## Exercise material

- - - -

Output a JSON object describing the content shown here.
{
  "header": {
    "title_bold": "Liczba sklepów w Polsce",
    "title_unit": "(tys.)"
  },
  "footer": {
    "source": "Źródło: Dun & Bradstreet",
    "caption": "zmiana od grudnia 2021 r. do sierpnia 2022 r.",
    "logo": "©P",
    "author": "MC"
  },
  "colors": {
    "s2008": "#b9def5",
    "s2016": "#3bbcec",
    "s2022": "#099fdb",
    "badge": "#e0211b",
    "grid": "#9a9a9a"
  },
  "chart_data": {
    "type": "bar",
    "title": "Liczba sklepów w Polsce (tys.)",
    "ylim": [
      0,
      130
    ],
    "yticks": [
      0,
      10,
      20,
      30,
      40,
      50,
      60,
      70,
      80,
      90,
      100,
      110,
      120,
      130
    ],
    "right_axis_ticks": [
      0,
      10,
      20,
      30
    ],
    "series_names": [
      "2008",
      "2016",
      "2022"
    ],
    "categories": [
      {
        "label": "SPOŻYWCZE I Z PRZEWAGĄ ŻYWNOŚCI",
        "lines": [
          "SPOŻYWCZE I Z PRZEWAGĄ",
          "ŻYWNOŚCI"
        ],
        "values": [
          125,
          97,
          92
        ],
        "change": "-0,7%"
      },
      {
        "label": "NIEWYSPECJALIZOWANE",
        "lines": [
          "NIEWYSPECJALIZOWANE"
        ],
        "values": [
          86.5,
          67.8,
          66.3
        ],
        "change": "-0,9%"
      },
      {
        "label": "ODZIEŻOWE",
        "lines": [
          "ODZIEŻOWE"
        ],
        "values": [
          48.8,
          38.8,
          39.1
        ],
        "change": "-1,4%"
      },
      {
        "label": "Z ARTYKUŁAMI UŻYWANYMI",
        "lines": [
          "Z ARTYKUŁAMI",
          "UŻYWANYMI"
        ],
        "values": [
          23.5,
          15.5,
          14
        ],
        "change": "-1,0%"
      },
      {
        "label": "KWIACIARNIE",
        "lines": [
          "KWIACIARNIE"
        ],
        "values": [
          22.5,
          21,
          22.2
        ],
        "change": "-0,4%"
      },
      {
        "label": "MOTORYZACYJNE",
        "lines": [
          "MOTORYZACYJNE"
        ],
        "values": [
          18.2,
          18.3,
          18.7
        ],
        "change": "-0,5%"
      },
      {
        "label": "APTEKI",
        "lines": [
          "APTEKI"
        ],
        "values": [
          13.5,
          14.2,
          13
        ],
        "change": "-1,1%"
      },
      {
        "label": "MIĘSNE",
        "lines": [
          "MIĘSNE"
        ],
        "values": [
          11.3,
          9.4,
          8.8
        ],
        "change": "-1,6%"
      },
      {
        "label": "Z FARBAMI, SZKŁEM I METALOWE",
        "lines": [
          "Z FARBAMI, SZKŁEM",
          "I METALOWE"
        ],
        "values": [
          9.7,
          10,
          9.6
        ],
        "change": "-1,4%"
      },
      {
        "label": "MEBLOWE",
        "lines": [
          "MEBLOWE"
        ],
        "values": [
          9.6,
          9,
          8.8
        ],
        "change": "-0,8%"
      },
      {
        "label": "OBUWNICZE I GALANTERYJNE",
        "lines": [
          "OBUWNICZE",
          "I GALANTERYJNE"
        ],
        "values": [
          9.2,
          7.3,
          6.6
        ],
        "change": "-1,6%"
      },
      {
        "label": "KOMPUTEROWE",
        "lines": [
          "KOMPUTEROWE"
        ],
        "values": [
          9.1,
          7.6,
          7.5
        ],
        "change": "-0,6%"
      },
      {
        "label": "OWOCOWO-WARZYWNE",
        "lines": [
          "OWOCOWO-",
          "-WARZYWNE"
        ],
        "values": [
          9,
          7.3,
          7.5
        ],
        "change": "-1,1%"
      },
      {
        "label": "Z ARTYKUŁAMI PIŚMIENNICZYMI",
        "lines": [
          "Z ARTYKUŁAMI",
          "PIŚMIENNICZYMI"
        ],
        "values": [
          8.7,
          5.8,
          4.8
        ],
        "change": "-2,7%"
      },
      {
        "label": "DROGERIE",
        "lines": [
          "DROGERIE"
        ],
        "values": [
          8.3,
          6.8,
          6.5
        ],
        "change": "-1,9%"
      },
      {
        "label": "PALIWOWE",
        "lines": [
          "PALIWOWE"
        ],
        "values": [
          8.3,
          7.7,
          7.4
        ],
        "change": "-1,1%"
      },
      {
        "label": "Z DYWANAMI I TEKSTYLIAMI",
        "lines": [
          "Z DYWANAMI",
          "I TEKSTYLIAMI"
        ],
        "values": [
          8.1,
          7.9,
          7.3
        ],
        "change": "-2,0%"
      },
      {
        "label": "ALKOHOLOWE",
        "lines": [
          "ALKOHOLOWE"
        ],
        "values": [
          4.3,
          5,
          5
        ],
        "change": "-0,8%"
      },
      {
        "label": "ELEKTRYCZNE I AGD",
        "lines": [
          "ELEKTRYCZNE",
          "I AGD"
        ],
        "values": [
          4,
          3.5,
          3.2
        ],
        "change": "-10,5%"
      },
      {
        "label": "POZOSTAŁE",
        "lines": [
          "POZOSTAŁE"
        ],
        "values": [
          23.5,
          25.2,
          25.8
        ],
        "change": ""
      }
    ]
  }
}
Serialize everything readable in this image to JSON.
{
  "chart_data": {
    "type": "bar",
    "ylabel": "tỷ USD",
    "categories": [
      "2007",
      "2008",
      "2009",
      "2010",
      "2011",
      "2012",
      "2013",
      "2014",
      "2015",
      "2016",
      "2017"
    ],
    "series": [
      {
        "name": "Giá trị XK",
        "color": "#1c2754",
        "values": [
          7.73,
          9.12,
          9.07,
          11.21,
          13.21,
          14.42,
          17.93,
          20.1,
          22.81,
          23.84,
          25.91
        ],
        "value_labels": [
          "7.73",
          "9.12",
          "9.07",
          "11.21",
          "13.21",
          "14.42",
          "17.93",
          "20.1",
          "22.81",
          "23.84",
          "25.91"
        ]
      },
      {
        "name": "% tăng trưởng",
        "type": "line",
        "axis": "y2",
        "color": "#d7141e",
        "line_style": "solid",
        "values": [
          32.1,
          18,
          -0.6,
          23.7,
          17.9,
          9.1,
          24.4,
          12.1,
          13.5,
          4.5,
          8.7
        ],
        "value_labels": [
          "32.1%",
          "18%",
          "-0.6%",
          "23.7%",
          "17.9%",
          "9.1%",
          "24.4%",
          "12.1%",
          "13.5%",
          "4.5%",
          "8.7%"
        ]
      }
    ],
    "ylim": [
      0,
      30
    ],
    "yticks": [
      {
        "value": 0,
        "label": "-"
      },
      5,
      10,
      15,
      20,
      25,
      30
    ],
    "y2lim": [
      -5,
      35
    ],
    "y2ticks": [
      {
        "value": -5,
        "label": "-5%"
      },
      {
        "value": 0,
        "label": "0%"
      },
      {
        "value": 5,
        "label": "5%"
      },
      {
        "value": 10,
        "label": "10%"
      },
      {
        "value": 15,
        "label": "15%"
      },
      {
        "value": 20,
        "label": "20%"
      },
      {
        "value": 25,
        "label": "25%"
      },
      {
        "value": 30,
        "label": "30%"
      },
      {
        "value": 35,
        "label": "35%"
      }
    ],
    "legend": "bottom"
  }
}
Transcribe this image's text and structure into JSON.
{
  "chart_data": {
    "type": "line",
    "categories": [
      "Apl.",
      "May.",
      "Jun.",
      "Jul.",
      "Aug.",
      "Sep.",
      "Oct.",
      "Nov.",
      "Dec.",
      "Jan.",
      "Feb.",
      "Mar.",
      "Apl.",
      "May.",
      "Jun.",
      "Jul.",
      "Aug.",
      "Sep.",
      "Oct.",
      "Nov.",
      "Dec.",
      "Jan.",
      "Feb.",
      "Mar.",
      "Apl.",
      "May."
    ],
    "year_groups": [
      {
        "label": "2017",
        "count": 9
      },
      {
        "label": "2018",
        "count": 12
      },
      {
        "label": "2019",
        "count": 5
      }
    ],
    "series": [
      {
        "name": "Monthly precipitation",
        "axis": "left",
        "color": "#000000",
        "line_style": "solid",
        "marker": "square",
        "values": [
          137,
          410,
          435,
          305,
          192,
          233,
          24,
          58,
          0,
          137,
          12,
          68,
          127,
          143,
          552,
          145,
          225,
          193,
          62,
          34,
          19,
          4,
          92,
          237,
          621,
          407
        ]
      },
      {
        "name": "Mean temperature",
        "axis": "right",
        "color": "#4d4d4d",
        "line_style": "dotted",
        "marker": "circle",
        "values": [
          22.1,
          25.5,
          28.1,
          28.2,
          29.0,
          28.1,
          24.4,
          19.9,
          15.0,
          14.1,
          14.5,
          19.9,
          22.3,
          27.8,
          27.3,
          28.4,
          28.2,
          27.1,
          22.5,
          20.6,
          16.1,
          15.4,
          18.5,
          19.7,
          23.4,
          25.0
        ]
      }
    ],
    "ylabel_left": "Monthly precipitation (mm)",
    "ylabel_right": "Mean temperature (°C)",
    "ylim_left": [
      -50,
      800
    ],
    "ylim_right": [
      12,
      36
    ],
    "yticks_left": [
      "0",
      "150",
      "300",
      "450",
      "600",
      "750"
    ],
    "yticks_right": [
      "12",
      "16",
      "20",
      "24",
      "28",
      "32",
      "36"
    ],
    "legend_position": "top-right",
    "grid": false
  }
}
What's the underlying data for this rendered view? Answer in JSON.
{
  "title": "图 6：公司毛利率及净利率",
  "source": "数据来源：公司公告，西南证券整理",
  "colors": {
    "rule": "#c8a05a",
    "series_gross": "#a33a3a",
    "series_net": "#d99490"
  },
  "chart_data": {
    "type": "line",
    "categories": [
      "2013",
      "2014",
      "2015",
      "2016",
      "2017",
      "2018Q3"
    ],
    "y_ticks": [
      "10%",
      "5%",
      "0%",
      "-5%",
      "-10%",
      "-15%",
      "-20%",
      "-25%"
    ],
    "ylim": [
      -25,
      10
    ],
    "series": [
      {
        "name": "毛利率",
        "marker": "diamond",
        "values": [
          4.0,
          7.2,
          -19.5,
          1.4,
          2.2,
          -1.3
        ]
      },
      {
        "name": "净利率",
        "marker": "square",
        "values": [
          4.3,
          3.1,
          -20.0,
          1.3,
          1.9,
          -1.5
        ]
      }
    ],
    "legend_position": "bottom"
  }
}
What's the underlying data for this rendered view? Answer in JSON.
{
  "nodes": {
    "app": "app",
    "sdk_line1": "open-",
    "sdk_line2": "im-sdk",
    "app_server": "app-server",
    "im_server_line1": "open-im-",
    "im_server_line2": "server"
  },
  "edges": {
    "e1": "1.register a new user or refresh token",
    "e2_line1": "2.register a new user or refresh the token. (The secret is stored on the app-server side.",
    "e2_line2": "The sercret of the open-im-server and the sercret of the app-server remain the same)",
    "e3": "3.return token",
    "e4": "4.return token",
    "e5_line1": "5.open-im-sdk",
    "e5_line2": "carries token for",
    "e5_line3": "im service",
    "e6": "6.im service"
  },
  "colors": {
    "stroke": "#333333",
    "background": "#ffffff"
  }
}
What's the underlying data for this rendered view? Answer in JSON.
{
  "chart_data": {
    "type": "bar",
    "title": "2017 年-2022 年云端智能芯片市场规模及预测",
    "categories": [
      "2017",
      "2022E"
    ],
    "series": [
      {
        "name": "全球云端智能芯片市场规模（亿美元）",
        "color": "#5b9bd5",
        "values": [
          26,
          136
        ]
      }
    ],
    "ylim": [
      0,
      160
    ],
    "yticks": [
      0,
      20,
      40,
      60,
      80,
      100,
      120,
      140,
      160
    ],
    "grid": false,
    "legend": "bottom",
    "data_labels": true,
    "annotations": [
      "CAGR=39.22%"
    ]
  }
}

- - - -

## What you need to do
Find the string "ARTYKUŁAMI" in the records, then copy each line where it occurs.

## Correct result
        "label": "Z ARTYKUŁAMI UŻYWANYMI",
          "Z ARTYKUŁAMI",
        "label": "Z ARTYKUŁAMI PIŚMIENNICZYMI",
          "Z ARTYKUŁAMI",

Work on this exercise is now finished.